- **EXCERPTED PASSAGE**
┄┄┄┄┄┄┄┄┄┄

My uncle became ill and took a down turn very quickly. Although he was in hospice care, he seemed to improve. We were all surprised when he passed; we truly believed he had more time. My oldest was five and actually with me when I received the call. He’s very inquisitive, so the onslaught of questions came. I decided honesty was best. I prepared him for what he could expect at the funeral, told him people would be sad and that he could say goodbye to my uncle. He seemed satisfied with these answers and handled the services well. Yet in the weeks that followed, he kept asking about him. What happens when you die? Where do you go?

Handling the grief

I read that as adults we often expect kids to handle things in stride. We deal with our own grief but don’t acknowledge that our children may need to grieve as well. Every time he asked questions, I answered. If he said he was sad, I told him I was too but that it was okay because he was happy in heaven. We would share our thoughts about what we believed heaven looks like, what sorts of things we thought my uncle might be doing (we settled on crawfish boils with my grandfather). I suggested that when he gets sad, we could think of all the happy times we had and say a prayer for him. It’s been almost a year since his passing, and my son still regularly prays for my uncle. Being straightforward and acknowledging his own grief seemed to be the best approach. It reaffirmed that I cared for his feelings, and it was okay to express them.

Honesty and prayer

Through this, when he started to come to the realization that my dad was sick and could also pass away, he coped with that conversation much better. We often talk of heaven and the afterlife, and what our own versions of heaven look like. He realizes death is a part of life and for us, in death there is salvation. Whatever your religious beliefs may be, be truthful and talk it through. Simple answers often suffice and kids can appreciate the honest conversation. I find that with any difficult question (i.e., where do babies come from), when I answer simply and honestly, it’s all that he needs.

Have you had this conversation with your kids? How do you handle it?

┄┄┄┄┄┄┄┄┄┄

- **DATASET**
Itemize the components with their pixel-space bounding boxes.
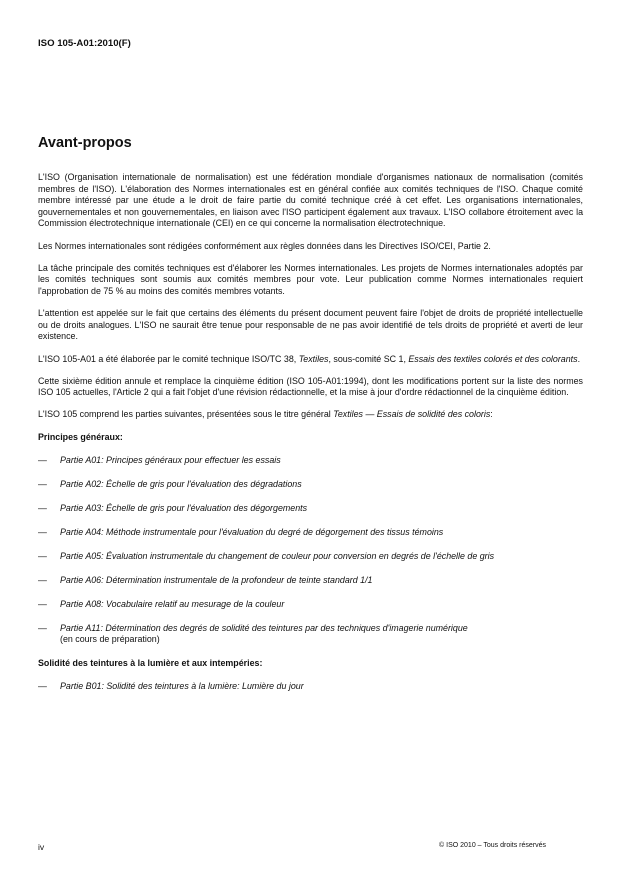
copyright-notice: © ISO 2010 – Tous droits réservés [439, 842, 546, 849]
list-item [38, 503, 583, 515]
parts-prefix: L'ISO 105 comprend les parties suivantes, présentées sous le titre général [38, 409, 334, 420]
committee-middle: , sous-comité SC 1, [328, 353, 409, 364]
list-item [38, 455, 583, 467]
part-title: Partie B01: Solidité des teintures à la lumière: Lumière du jour [60, 681, 304, 692]
part-title: Partie A01: Principes généraux pour effectuer les essais [60, 454, 281, 465]
part-title: Partie A04: Méthode instrumentale pour l'évaluation du degré de dégorgement des tissus témoins [60, 526, 444, 537]
em-dash-bullet: — [38, 550, 47, 561]
list-item [38, 479, 583, 491]
em-dash-bullet: — [38, 478, 47, 489]
list-item [38, 575, 583, 587]
em-dash-bullet: — [38, 681, 47, 692]
committee-name: Textiles [298, 353, 329, 364]
list-item [38, 527, 583, 539]
part-title: Partie A05: Évaluation instrumentale du changement de couleur pour conversion en degrés de l'échelle de gris [60, 550, 495, 561]
group-heading-general-principles: Principes généraux: [38, 431, 123, 442]
list-item [38, 599, 583, 611]
paragraph-technical-committees: La tâche principale des comités techniques est d'élaborer les Normes internationales. Les projets de Normes internationales adoptés par les comités techniques sont soumis aux comités membres pour vote. Leur publication comme Normes internationales requiert l'approbation de 75 % au moins des comités membres votants. [38, 262, 583, 296]
paragraph-parts-intro [38, 409, 583, 421]
committee-suffix: . [577, 353, 581, 364]
part-title: Partie A03: Échelle de gris pour l'évaluation des dégorgements [60, 502, 308, 513]
group-heading-light-fastness: Solidité des teintures à la lumière et aux intempéries: [38, 658, 263, 669]
paragraph-directives: Les Normes internationales sont rédigées conformément aux règles données dans les Directives ISO/CEI, Partie 2. [38, 240, 491, 251]
subcommittee-name: Essais des textiles colorés et des colorants [408, 353, 578, 364]
parts-suffix: : [490, 409, 493, 420]
part-title: Partie A06: Détermination instrumentale de la profondeur de teinte standard 1/1 [60, 574, 373, 585]
parts-general-title: Textiles — Essais de solidité des coloris [333, 409, 491, 420]
list-item [38, 623, 583, 646]
em-dash-bullet: — [38, 454, 47, 465]
em-dash-bullet: — [38, 574, 47, 585]
em-dash-bullet: — [38, 502, 47, 513]
paragraph-committee [38, 354, 583, 366]
part-status-note: (en cours de préparation) [60, 634, 160, 645]
page-number: iv [38, 842, 45, 852]
section-title: Avant-propos [38, 135, 132, 151]
em-dash-bullet: — [38, 622, 47, 633]
paragraph-iso-intro: L'ISO (Organisation internationale de normalisation) est une fédération mondiale d'organismes nationaux de normalisation (comités membres de l'ISO). L'élaboration des Normes internationales est en général confiée aux comités techniques de l'ISO. Chaque comité membre intéressé par une étude a le droit de faire partie du comité technique créé à cet effet. Les organisations internationales, gouvernementales et non gouvernementales, en liaison avec l'ISO participent également aux travaux. L'ISO collabore étroitement avec la Commission électrotechnique internationale (CEI) en ce qui concerne la normalisation électrotechnique. [38, 172, 583, 229]
committee-prefix: L'ISO 105-A01 a été élaborée par le comité technique ISO/TC 38, [38, 353, 299, 364]
em-dash-bullet: — [38, 598, 47, 609]
em-dash-bullet: — [38, 526, 47, 537]
part-title: Partie A02: Échelle de gris pour l'évaluation des dégradations [60, 478, 302, 489]
paragraph-patent-rights: L'attention est appelée sur le fait que certains des éléments du présent document peuvent faire l'objet de droits de propriété intellectuelle ou de droits analogues. L'ISO ne saurait être tenue pour responsable de ne pas avoir identifié de tels droits de propriété et averti de leur existence. [38, 308, 583, 342]
part-title: Partie A08: Vocabulaire relatif au mesurage de la couleur [60, 598, 285, 609]
list-item [38, 681, 583, 693]
document-body [38, 172, 583, 705]
part-title: Partie A11: Détermination des degrés de solidité des teintures par des techniques d'imagerie numérique [60, 622, 468, 633]
paragraph-edition: Cette sixième édition annule et remplace la cinquième édition (ISO 105-A01:1994), dont les modifications portent sur la liste des normes ISO 105 actuelles, l'Article 2 qui a fait l'objet d'une révision rédactionnelle, et la mise à jour d'ordre rédactionnel de la cinquième édition. [38, 375, 583, 398]
list-item [38, 551, 583, 563]
document-id-header: ISO 105-A01:2010(F) [38, 38, 131, 49]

┄┄┄┄┄┄┄┄┄┄

- **EXERCISE PROMPT**
Reproduce the section of the post on children's grief that begins at the words "Handling the grief" and stops after "to express them.", substituting "fishing trips" for every "crawfish boils".

- **FINISHED ANSWER**
Handling the grief

I read that as adults we often expect kids to handle things in stride. We deal with our own grief but don’t acknowledge that our children may need to grieve as well. Every time he asked questions, I answered. If he said he was sad, I told him I was too but that it was okay because he was happy in heaven. We would share our thoughts about what we believed heaven looks like, what sorts of things we thought my uncle might be doing (we settled on fishing trips with my grandfather). I suggested that when he gets sad, we could think of all the happy times we had and say a prayer for him. It’s been almost a year since his passing, and my son still regularly prays for my uncle. Being straightforward and acknowledging his own grief seemed to be the best approach. It reaffirmed that I cared for his feelings, and it was okay to express them.